++++ INPUT RECORDS ++++

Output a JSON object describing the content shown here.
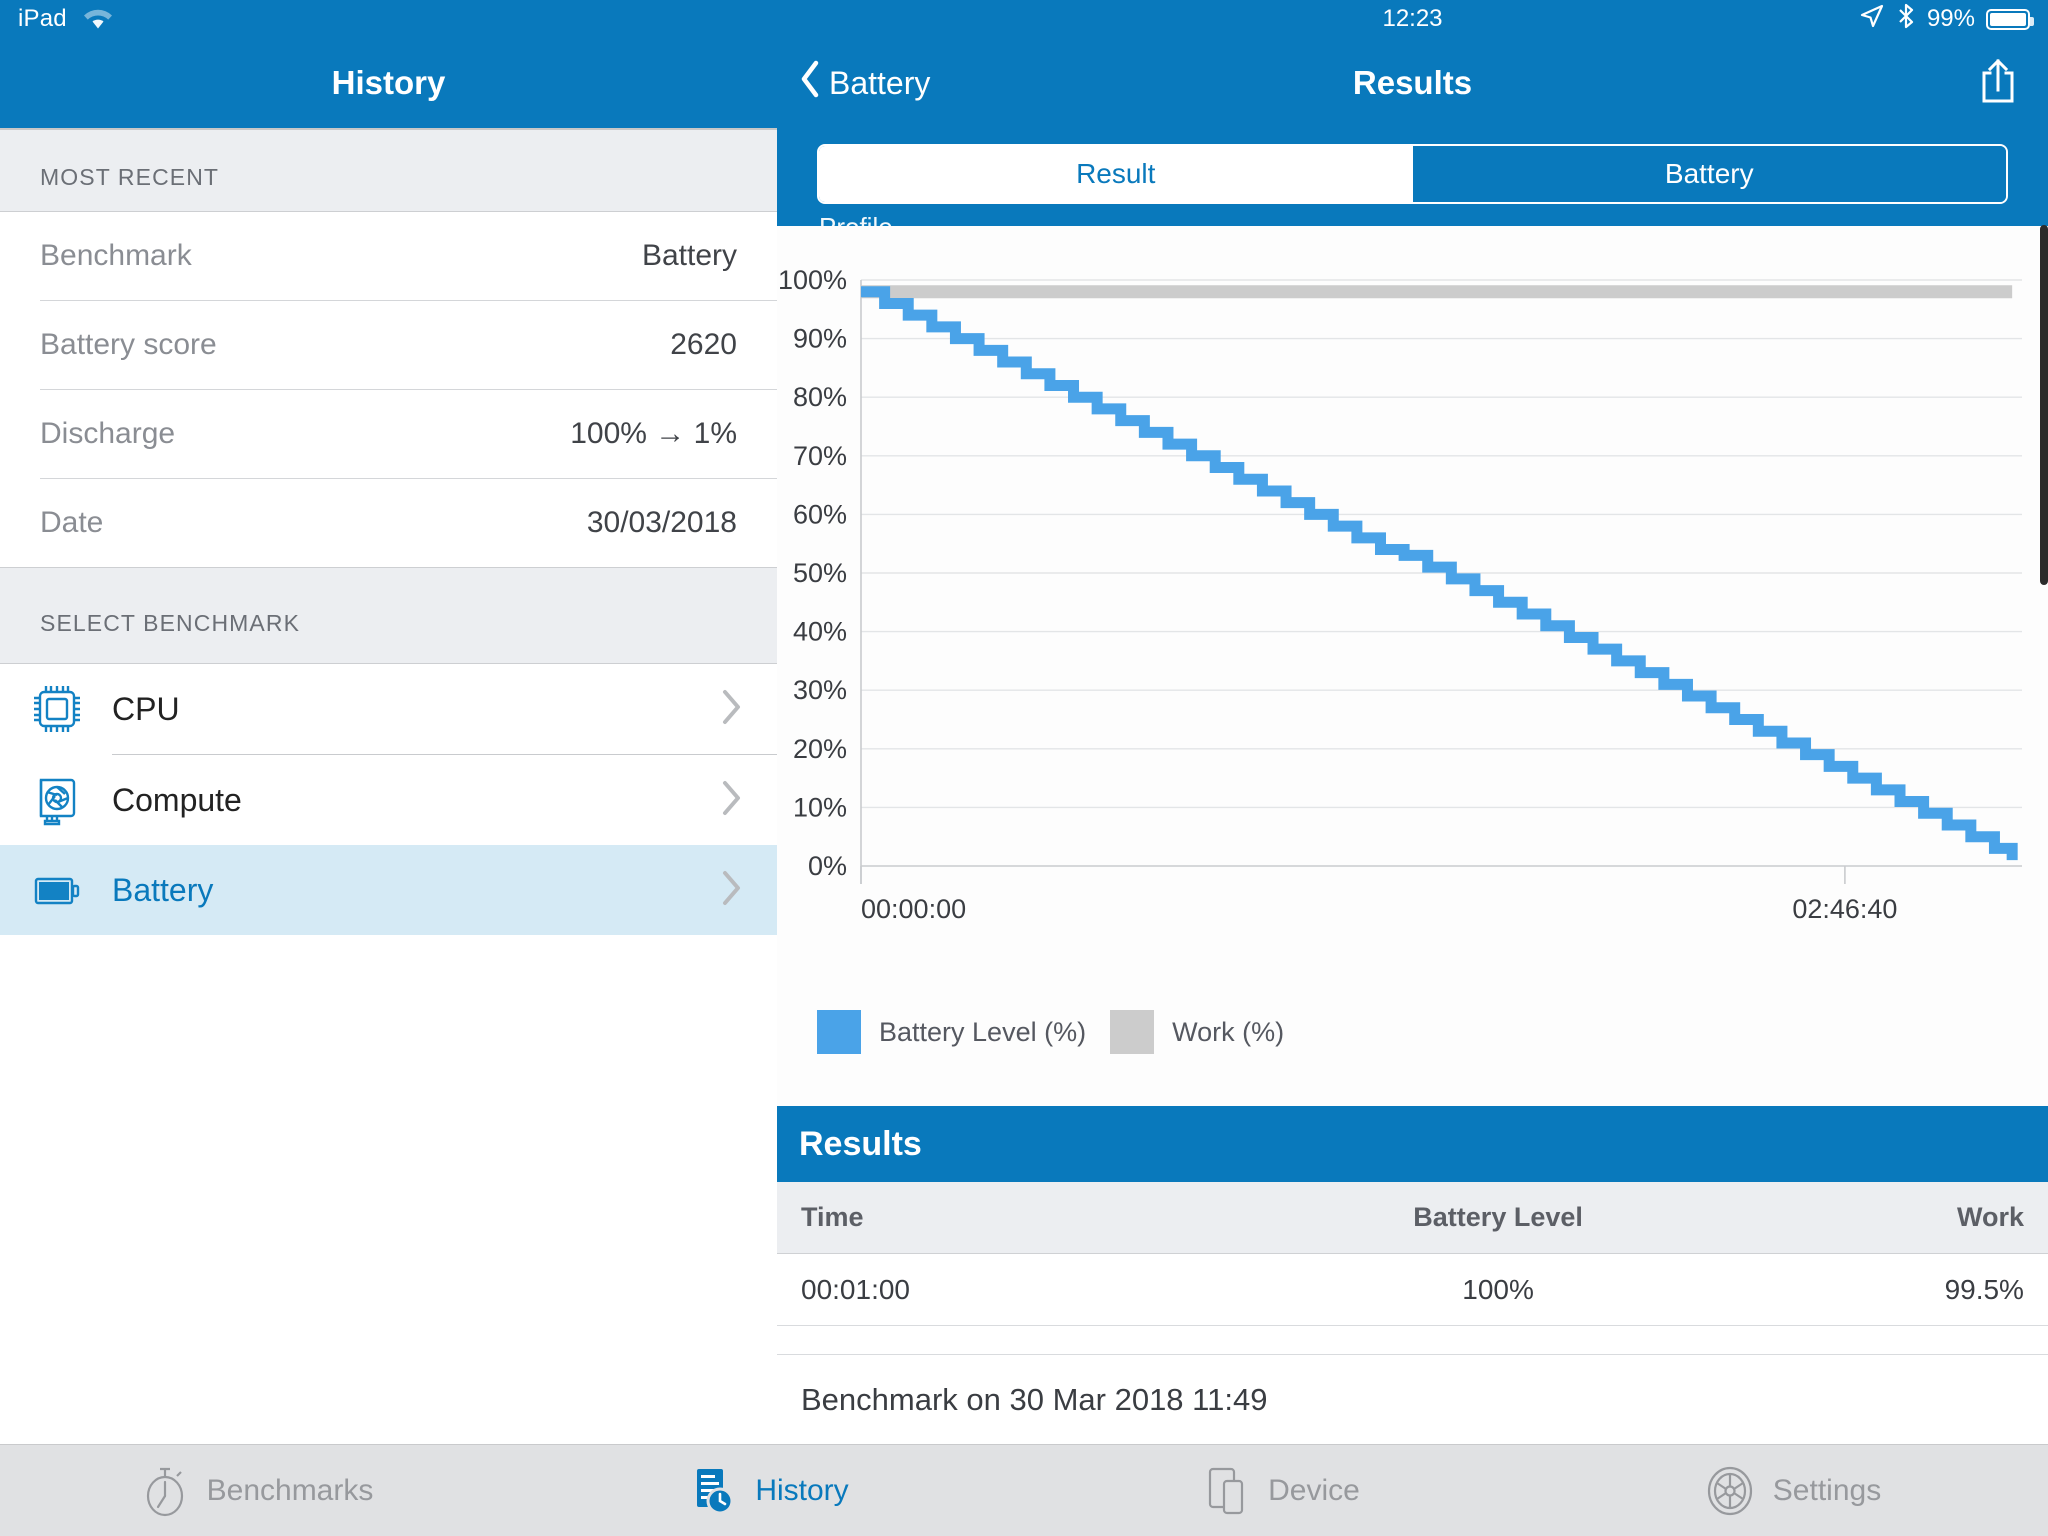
{
  "left": {
    "statusbar": {
      "device": "iPad",
      "wifi_icon": "wifi-icon"
    },
    "navbar": {
      "title": "History"
    },
    "most_recent": {
      "section_title": "MOST RECENT",
      "rows": [
        {
          "label": "Benchmark",
          "value": "Battery"
        },
        {
          "label": "Battery score",
          "value": "2620"
        },
        {
          "label": "Discharge",
          "value": "100% → 1%"
        },
        {
          "label": "Date",
          "value": "30/03/2018"
        }
      ]
    },
    "select_benchmark": {
      "section_title": "SELECT BENCHMARK",
      "items": [
        {
          "label": "CPU",
          "icon": "cpu-chip-icon",
          "selected": false
        },
        {
          "label": "Compute",
          "icon": "gpu-compute-icon",
          "selected": false
        },
        {
          "label": "Battery",
          "icon": "battery-icon",
          "selected": true
        }
      ]
    }
  },
  "right": {
    "statusbar": {
      "time": "12:23",
      "battery_percent": "99%",
      "location_icon": "location-arrow-icon",
      "bluetooth_icon": "bluetooth-icon",
      "battery_icon": "battery-status-icon"
    },
    "navbar": {
      "back_label": "Battery",
      "title": "Results",
      "share_icon": "share-icon"
    },
    "segmented": {
      "options": [
        "Result",
        "Battery"
      ],
      "selected": "Battery",
      "partial_text": "Profile"
    },
    "results_section": {
      "header": "Results",
      "columns": [
        "Time",
        "Battery Level",
        "Work"
      ],
      "rows": [
        {
          "time": "00:01:00",
          "battery_level": "100%",
          "work": "99.5%"
        }
      ]
    },
    "footer_note": "Benchmark on 30 Mar 2018 11:49"
  },
  "tabbar": {
    "tabs": [
      {
        "label": "Benchmarks",
        "icon": "stopwatch-icon",
        "active": false
      },
      {
        "label": "History",
        "icon": "history-document-clock-icon",
        "active": true
      },
      {
        "label": "Device",
        "icon": "device-icon",
        "active": false
      },
      {
        "label": "Settings",
        "icon": "gear-icon",
        "active": false
      }
    ]
  },
  "colors": {
    "brand_blue": "#0979BC",
    "series_battery": "#4AA3E8",
    "series_work": "#CCCCCC",
    "selected_row": "#D5EAF5",
    "section_bg": "#ECEEF1"
  },
  "chart_data": {
    "type": "line",
    "title": "",
    "xlabel": "",
    "ylabel": "",
    "grid": true,
    "legend_position": "bottom-left",
    "ylim": [
      0,
      100
    ],
    "ytick_labels": [
      "100%",
      "90%",
      "80%",
      "70%",
      "60%",
      "50%",
      "40%",
      "30%",
      "20%",
      "10%",
      "0%"
    ],
    "yticks": [
      100,
      90,
      80,
      70,
      60,
      50,
      40,
      30,
      20,
      10,
      0
    ],
    "xtick_labels": [
      "00:00:00",
      "02:46:40"
    ],
    "xticks": [
      0,
      10000
    ],
    "xlim": [
      0,
      11800
    ],
    "series": [
      {
        "name": "Battery Level (%)",
        "color": "#4AA3E8",
        "x": [
          0,
          240,
          480,
          720,
          960,
          1200,
          1440,
          1680,
          1920,
          2160,
          2400,
          2640,
          2880,
          3120,
          3360,
          3600,
          3840,
          4080,
          4320,
          4560,
          4800,
          5040,
          5280,
          5520,
          5760,
          6000,
          6240,
          6480,
          6720,
          6960,
          7200,
          7440,
          7680,
          7920,
          8160,
          8400,
          8640,
          8880,
          9120,
          9360,
          9600,
          9840,
          10080,
          10320,
          10560,
          10800,
          11040,
          11280,
          11520,
          11700
        ],
        "y": [
          98,
          96,
          94,
          92,
          90,
          88,
          86,
          84,
          82,
          80,
          78,
          76,
          74,
          72,
          70,
          68,
          66,
          64,
          62,
          60,
          58,
          56,
          54,
          53,
          51,
          49,
          47,
          45,
          43,
          41,
          39,
          37,
          35,
          33,
          31,
          29,
          27,
          25,
          23,
          21,
          19,
          17,
          15,
          13,
          11,
          9,
          7,
          5,
          3,
          1
        ]
      },
      {
        "name": "Work (%)",
        "color": "#CCCCCC",
        "x": [
          0,
          1000,
          2000,
          3000,
          4000,
          5000,
          6000,
          7000,
          8000,
          9000,
          10000,
          11000,
          11700
        ],
        "y": [
          98,
          98,
          98,
          98,
          98,
          98,
          98,
          98,
          98,
          98,
          98,
          98,
          98
        ]
      }
    ],
    "legend": [
      {
        "label": "Battery Level (%)",
        "color": "#4AA3E8"
      },
      {
        "label": "Work (%)",
        "color": "#CCCCCC"
      }
    ]
  }
}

++++

In the entries above, count each line that holds "true". Give the total and nothing else.

3